SHORT TASK
Pick out all lines with the word "Hospitals" from the records that follow.

━━━━━━━━━━

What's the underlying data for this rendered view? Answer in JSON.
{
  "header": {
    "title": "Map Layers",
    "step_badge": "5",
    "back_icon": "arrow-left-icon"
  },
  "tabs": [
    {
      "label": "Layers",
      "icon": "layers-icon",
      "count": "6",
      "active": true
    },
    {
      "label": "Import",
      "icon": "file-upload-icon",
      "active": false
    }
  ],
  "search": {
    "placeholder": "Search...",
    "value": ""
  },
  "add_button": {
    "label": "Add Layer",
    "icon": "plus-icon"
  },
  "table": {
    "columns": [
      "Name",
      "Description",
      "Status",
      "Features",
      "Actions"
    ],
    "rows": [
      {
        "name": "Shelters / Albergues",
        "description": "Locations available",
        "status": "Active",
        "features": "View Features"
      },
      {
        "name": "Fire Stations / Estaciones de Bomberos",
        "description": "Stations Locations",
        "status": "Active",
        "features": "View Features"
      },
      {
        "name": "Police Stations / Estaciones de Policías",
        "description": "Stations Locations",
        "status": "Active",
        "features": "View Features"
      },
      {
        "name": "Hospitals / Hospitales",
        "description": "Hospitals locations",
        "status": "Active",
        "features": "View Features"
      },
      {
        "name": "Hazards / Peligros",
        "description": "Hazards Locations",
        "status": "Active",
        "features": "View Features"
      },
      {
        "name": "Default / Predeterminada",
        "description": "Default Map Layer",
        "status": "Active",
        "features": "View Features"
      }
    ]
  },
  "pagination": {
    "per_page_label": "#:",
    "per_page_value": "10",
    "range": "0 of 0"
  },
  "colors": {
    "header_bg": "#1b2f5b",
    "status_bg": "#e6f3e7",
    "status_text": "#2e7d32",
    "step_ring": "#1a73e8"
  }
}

━━━━━━━━━━

WRITTEN ANSWER
        "name": "Hospitals / Hospitales",
        "description": "Hospitals locations",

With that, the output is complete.